-- Start of DATA FOR THIS EXERCISE --

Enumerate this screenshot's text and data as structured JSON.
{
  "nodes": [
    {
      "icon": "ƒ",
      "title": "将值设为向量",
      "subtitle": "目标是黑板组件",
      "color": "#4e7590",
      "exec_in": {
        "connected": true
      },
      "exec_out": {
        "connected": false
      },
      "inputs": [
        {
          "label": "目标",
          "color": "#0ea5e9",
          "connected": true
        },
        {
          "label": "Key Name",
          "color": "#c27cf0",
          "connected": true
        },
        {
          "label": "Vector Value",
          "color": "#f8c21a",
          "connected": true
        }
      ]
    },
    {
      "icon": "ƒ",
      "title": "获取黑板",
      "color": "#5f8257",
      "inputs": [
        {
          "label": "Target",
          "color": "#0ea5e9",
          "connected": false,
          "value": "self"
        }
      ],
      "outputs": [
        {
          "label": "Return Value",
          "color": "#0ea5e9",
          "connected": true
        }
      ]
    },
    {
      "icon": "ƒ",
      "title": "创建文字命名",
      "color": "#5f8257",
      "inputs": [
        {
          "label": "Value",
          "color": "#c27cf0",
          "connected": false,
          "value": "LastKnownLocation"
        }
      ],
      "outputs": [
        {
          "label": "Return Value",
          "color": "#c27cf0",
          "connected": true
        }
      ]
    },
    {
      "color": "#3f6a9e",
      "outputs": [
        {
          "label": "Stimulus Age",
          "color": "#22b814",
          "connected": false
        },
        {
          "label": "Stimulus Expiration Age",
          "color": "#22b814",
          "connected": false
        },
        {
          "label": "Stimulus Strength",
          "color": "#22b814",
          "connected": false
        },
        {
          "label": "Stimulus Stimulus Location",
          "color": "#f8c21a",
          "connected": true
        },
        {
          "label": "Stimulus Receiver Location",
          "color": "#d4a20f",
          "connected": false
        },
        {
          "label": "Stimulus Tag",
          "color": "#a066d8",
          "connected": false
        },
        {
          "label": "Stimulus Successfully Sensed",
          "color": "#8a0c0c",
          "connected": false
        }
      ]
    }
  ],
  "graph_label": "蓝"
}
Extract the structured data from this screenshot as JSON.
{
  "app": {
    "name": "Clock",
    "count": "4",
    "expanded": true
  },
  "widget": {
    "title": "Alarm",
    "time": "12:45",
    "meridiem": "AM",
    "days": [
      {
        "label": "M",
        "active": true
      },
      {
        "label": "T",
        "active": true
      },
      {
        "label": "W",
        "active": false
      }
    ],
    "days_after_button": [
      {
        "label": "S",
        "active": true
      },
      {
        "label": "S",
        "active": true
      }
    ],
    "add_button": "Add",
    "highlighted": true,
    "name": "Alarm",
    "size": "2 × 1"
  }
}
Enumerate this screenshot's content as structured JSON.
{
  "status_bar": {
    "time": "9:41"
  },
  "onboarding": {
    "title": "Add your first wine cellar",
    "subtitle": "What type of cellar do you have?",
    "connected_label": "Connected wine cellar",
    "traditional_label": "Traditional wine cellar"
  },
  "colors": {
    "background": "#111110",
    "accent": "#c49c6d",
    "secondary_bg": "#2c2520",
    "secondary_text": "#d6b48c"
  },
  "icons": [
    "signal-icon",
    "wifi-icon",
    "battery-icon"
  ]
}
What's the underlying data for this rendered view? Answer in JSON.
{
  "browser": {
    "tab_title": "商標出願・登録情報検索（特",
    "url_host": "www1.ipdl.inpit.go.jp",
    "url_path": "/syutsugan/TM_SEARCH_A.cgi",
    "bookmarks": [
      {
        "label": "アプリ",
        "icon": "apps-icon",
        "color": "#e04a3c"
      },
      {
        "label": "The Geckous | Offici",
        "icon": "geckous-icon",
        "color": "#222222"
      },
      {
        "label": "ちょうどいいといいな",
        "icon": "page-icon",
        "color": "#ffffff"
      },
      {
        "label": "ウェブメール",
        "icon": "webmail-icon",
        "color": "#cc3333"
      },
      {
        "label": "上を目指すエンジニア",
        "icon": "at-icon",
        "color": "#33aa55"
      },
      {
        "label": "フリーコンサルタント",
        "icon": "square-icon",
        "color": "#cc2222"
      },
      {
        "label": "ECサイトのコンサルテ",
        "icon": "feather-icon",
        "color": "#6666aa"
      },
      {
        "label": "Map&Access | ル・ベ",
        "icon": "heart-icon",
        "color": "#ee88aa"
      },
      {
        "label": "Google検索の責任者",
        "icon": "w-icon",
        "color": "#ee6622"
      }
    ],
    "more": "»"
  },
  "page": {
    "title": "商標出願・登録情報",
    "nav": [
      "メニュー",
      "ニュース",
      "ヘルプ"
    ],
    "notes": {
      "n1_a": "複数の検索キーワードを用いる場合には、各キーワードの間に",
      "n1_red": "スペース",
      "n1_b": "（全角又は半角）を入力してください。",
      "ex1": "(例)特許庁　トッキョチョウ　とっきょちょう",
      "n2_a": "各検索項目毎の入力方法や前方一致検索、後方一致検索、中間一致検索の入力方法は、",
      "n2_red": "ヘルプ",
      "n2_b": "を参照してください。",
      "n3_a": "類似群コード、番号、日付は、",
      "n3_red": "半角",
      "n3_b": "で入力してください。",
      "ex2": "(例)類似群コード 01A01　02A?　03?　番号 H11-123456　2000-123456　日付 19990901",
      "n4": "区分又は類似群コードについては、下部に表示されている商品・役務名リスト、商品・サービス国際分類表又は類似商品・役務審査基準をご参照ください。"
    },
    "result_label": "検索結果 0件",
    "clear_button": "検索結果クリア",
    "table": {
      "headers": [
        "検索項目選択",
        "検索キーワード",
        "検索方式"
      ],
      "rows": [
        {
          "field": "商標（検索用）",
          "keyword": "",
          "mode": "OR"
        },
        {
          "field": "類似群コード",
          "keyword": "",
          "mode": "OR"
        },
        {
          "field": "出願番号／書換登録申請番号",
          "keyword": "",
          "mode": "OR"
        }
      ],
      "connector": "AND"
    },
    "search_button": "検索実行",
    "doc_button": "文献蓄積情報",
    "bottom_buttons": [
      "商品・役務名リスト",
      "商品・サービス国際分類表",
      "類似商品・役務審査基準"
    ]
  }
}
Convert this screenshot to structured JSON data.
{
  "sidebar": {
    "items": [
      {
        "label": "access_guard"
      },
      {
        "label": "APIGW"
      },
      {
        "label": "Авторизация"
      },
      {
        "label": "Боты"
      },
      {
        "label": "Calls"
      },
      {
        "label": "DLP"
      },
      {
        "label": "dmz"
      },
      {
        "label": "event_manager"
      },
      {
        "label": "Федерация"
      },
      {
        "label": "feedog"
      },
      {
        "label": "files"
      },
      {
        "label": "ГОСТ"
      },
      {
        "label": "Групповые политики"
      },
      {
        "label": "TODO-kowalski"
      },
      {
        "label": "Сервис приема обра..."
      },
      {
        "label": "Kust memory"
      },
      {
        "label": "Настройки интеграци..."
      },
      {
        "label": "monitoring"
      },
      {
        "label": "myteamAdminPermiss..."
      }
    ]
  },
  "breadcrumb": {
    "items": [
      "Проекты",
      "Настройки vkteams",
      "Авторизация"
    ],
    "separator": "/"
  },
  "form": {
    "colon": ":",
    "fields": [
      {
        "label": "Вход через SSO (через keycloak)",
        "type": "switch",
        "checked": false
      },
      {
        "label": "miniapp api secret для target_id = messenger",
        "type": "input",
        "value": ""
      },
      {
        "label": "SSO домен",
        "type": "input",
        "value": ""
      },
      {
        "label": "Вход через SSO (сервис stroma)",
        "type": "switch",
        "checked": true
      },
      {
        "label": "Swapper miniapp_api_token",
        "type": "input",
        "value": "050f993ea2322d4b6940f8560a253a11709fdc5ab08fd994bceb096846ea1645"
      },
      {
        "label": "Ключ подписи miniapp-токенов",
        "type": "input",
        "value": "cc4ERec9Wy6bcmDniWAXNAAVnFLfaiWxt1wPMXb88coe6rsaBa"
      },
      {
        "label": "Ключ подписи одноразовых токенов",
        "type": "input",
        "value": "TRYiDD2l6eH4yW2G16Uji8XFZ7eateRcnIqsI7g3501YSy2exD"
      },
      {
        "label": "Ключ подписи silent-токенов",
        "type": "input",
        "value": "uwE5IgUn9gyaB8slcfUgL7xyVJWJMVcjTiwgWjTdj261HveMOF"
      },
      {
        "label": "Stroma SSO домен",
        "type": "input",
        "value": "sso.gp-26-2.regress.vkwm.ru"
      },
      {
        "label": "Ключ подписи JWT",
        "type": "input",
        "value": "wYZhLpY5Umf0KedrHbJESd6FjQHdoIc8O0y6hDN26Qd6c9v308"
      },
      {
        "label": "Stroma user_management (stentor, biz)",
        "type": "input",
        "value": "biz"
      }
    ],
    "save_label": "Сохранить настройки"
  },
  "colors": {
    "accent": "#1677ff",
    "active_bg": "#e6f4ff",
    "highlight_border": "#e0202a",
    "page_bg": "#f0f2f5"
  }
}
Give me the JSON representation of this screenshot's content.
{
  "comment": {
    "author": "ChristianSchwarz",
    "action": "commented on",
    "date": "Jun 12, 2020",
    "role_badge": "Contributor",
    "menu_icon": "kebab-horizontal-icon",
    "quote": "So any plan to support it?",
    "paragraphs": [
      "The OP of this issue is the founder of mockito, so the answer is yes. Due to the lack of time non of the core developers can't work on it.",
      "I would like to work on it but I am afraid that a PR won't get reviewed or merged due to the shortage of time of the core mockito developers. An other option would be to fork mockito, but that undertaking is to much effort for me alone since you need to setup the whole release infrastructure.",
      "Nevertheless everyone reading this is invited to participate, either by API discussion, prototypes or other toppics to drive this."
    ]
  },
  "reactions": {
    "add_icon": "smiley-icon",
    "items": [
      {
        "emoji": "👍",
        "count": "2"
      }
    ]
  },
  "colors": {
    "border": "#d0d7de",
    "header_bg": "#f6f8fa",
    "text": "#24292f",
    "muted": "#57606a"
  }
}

-- End of DATA FOR THIS EXERCISE --

WHAT NEEDS TO BE DONE
Lines of the material that contain the word "домен" are to be gathered.

CORRECT OUTPUT
        "label": "SSO домен",
        "label": "Stroma SSO домен",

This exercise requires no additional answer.